Exercise directions: Return all of the entries exactly, with nothing added or left out.

--- START OF Records for this exercise ---

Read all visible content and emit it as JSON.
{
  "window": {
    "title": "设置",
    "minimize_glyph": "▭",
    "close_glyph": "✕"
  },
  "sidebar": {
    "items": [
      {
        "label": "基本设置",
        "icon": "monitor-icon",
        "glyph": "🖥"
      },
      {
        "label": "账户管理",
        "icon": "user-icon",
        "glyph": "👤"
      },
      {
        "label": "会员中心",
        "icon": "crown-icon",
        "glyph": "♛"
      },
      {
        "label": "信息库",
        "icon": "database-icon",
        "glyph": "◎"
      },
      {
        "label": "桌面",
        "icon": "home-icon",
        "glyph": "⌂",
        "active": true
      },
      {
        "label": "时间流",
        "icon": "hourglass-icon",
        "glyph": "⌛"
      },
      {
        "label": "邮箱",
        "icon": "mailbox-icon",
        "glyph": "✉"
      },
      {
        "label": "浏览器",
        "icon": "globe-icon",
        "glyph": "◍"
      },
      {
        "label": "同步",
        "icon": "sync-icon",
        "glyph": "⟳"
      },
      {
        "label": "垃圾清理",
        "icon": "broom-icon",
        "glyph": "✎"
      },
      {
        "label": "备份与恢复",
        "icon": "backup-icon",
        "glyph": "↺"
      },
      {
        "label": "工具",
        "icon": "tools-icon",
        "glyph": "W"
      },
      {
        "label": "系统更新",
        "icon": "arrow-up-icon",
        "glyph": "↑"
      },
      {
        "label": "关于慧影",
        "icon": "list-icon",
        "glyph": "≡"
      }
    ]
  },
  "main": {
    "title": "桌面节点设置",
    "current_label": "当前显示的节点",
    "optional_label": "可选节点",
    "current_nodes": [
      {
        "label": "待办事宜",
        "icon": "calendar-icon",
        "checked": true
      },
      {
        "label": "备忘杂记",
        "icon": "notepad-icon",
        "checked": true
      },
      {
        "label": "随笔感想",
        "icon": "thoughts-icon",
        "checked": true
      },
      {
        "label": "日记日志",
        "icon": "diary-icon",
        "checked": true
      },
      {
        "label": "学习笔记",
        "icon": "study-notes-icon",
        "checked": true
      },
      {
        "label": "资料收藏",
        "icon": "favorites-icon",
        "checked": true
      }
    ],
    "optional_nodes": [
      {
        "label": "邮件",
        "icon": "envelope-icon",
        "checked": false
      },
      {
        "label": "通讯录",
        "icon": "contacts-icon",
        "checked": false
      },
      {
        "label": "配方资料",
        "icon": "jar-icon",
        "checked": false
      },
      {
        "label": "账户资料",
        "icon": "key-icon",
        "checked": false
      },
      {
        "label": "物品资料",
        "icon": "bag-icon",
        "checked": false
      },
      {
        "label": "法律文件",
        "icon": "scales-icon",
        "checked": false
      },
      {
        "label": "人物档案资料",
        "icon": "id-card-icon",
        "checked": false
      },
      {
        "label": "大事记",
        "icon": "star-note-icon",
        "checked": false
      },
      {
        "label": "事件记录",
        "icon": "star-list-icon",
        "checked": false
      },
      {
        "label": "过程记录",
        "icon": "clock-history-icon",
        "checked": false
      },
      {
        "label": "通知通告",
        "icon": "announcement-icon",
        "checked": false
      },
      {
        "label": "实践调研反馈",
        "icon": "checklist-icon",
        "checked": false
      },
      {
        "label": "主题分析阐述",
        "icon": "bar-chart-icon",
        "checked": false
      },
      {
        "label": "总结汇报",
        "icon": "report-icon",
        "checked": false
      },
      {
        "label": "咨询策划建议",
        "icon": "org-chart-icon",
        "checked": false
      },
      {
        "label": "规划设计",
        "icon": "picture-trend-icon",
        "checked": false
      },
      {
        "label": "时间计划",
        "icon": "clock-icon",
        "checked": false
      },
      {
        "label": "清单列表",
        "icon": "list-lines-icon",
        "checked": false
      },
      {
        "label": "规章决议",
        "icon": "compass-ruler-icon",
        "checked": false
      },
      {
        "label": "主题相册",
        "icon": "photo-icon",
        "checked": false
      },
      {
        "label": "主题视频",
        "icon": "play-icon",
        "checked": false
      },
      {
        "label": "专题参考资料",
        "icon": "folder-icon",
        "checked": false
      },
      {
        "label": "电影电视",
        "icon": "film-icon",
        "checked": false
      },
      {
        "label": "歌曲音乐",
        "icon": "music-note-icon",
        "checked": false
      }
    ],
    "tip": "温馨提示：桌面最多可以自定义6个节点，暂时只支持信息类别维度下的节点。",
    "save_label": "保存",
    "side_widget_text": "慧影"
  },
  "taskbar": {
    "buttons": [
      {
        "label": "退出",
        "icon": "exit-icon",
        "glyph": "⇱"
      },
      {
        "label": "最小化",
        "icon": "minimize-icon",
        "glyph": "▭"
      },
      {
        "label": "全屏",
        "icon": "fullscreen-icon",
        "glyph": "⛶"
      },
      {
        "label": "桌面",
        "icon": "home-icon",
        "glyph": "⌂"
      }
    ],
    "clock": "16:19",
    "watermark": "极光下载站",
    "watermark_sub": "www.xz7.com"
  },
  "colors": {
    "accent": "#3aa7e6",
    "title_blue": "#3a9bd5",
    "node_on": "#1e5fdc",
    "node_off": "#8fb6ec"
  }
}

--- END OF Records for this exercise ---

Full response:
Read all visible content and emit it as JSON.
{
  "window": {
    "title": "设置",
    "minimize_glyph": "▭",
    "close_glyph": "✕"
  },
  "sidebar": {
    "items": [
      {
        "label": "基本设置",
        "icon": "monitor-icon",
        "glyph": "🖥"
      },
      {
        "label": "账户管理",
        "icon": "user-icon",
        "glyph": "👤"
      },
      {
        "label": "会员中心",
        "icon": "crown-icon",
        "glyph": "♛"
      },
      {
        "label": "信息库",
        "icon": "database-icon",
        "glyph": "◎"
      },
      {
        "label": "桌面",
        "icon": "home-icon",
        "glyph": "⌂",
        "active": true
      },
      {
        "label": "时间流",
        "icon": "hourglass-icon",
        "glyph": "⌛"
      },
      {
        "label": "邮箱",
        "icon": "mailbox-icon",
        "glyph": "✉"
      },
      {
        "label": "浏览器",
        "icon": "globe-icon",
        "glyph": "◍"
      },
      {
        "label": "同步",
        "icon": "sync-icon",
        "glyph": "⟳"
      },
      {
        "label": "垃圾清理",
        "icon": "broom-icon",
        "glyph": "✎"
      },
      {
        "label": "备份与恢复",
        "icon": "backup-icon",
        "glyph": "↺"
      },
      {
        "label": "工具",
        "icon": "tools-icon",
        "glyph": "W"
      },
      {
        "label": "系统更新",
        "icon": "arrow-up-icon",
        "glyph": "↑"
      },
      {
        "label": "关于慧影",
        "icon": "list-icon",
        "glyph": "≡"
      }
    ]
  },
  "main": {
    "title": "桌面节点设置",
    "current_label": "当前显示的节点",
    "optional_label": "可选节点",
    "current_nodes": [
      {
        "label": "待办事宜",
        "icon": "calendar-icon",
        "checked": true
      },
      {
        "label": "备忘杂记",
        "icon": "notepad-icon",
        "checked": true
      },
      {
        "label": "随笔感想",
        "icon": "thoughts-icon",
        "checked": true
      },
      {
        "label": "日记日志",
        "icon": "diary-icon",
        "checked": true
      },
      {
        "label": "学习笔记",
        "icon": "study-notes-icon",
        "checked": true
      },
      {
        "label": "资料收藏",
        "icon": "favorites-icon",
        "checked": true
      }
    ],
    "optional_nodes": [
      {
        "label": "邮件",
        "icon": "envelope-icon",
        "checked": false
      },
      {
        "label": "通讯录",
        "icon": "contacts-icon",
        "checked": false
      },
      {
        "label": "配方资料",
        "icon": "jar-icon",
        "checked": false
      },
      {
        "label": "账户资料",
        "icon": "key-icon",
        "checked": false
      },
      {
        "label": "物品资料",
        "icon": "bag-icon",
        "checked": false
      },
      {
        "label": "法律文件",
        "icon": "scales-icon",
        "checked": false
      },
      {
        "label": "人物档案资料",
        "icon": "id-card-icon",
        "checked": false
      },
      {
        "label": "大事记",
        "icon": "star-note-icon",
        "checked": false
      },
      {
        "label": "事件记录",
        "icon": "star-list-icon",
        "checked": false
      },
      {
        "label": "过程记录",
        "icon": "clock-history-icon",
        "checked": false
      },
      {
        "label": "通知通告",
        "icon": "announcement-icon",
        "checked": false
      },
      {
        "label": "实践调研反馈",
        "icon": "checklist-icon",
        "checked": false
      },
      {
        "label": "主题分析阐述",
        "icon": "bar-chart-icon",
        "checked": false
      },
      {
        "label": "总结汇报",
        "icon": "report-icon",
        "checked": false
      },
      {
        "label": "咨询策划建议",
        "icon": "org-chart-icon",
        "checked": false
      },
      {
        "label": "规划设计",
        "icon": "picture-trend-icon",
        "checked": false
      },
      {
        "label": "时间计划",
        "icon": "clock-icon",
        "checked": false
      },
      {
        "label": "清单列表",
        "icon": "list-lines-icon",
        "checked": false
      },
      {
        "label": "规章决议",
        "icon": "compass-ruler-icon",
        "checked": false
      },
      {
        "label": "主题相册",
        "icon": "photo-icon",
        "checked": false
      },
      {
        "label": "主题视频",
        "icon": "play-icon",
        "checked": false
      },
      {
        "label": "专题参考资料",
        "icon": "folder-icon",
        "checked": false
      },
      {
        "label": "电影电视",
        "icon": "film-icon",
        "checked": false
      },
      {
        "label": "歌曲音乐",
        "icon": "music-note-icon",
        "checked": false
      }
    ],
    "tip": "温馨提示：桌面最多可以自定义6个节点，暂时只支持信息类别维度下的节点。",
    "save_label": "保存",
    "side_widget_text": "慧影"
  },
  "taskbar": {
    "buttons": [
      {
        "label": "退出",
        "icon": "exit-icon",
        "glyph": "⇱"
      },
      {
        "label": "最小化",
        "icon": "minimize-icon",
        "glyph": "▭"
      },
      {
        "label": "全屏",
        "icon": "fullscreen-icon",
        "glyph": "⛶"
      },
      {
        "label": "桌面",
        "icon": "home-icon",
        "glyph": "⌂"
      }
    ],
    "clock": "16:19",
    "watermark": "极光下载站",
    "watermark_sub": "www.xz7.com"
  },
  "colors": {
    "accent": "#3aa7e6",
    "title_blue": "#3a9bd5",
    "node_on": "#1e5fdc",
    "node_off": "#8fb6ec"
  }
}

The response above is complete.